→ AIM OF THE TASK:
Every entry needs to be reproduced exactly.

→ LISTED RECORDS:

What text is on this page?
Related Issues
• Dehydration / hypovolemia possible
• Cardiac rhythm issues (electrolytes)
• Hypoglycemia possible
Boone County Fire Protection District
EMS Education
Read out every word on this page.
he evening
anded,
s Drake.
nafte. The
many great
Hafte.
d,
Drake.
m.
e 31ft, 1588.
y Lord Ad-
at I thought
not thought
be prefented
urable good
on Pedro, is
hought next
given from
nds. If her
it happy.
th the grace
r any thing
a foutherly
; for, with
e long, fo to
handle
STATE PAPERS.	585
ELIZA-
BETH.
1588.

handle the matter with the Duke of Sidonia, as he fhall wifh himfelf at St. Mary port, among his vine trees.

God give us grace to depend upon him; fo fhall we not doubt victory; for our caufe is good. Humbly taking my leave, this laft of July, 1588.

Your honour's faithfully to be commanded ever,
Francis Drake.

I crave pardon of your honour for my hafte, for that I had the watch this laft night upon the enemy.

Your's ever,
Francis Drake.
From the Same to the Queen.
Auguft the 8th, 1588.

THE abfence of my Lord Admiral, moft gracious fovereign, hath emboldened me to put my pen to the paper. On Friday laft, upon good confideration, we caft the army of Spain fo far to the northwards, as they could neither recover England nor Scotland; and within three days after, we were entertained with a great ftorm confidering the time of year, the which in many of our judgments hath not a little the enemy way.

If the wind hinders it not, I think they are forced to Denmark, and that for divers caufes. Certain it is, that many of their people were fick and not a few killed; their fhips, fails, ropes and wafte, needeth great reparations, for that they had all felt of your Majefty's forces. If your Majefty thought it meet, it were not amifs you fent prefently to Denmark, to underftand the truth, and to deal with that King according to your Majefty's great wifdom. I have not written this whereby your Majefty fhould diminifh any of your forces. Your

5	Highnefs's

→ ANSWER TO THE EXERCISE:
What text is on this page?
Related Issues
• Dehydration / hypovolemia possible
• Cardiac rhythm issues (electrolytes)
• Hypoglycemia possible
Boone County Fire Protection District
EMS Education
Read out every word on this page.
he evening
anded,
s Drake.
nafte. The
many great
Hafte.
d,
Drake.
m.
e 31ft, 1588.
y Lord Ad-
at I thought
not thought
be prefented
urable good
on Pedro, is
hought next
given from
nds. If her
it happy.
th the grace
r any thing
a foutherly
; for, with
e long, fo to
handle
STATE PAPERS.	585
ELIZA-
BETH.
1588.

handle the matter with the Duke of Sidonia, as he fhall wifh himfelf at St. Mary port, among his vine trees.

God give us grace to depend upon him; fo fhall we not doubt victory; for our caufe is good. Humbly taking my leave, this laft of July, 1588.

Your honour's faithfully to be commanded ever,
Francis Drake.

I crave pardon of your honour for my hafte, for that I had the watch this laft night upon the enemy.

Your's ever,
Francis Drake.
From the Same to the Queen.
Auguft the 8th, 1588.

THE abfence of my Lord Admiral, moft gracious fovereign, hath emboldened me to put my pen to the paper. On Friday laft, upon good confideration, we caft the army of Spain fo far to the northwards, as they could neither recover England nor Scotland; and within three days after, we were entertained with a great ftorm confidering the time of year, the which in many of our judgments hath not a little the enemy way.

If the wind hinders it not, I think they are forced to Denmark, and that for divers caufes. Certain it is, that many of their people were fick and not a few killed; their fhips, fails, ropes and wafte, needeth great reparations, for that they had all felt of your Majefty's forces. If your Majefty thought it meet, it were not amifs you fent prefently to Denmark, to underftand the truth, and to deal with that King according to your Majefty's great wifdom. I have not written this whereby your Majefty fhould diminifh any of your forces. Your

5	Highnefs's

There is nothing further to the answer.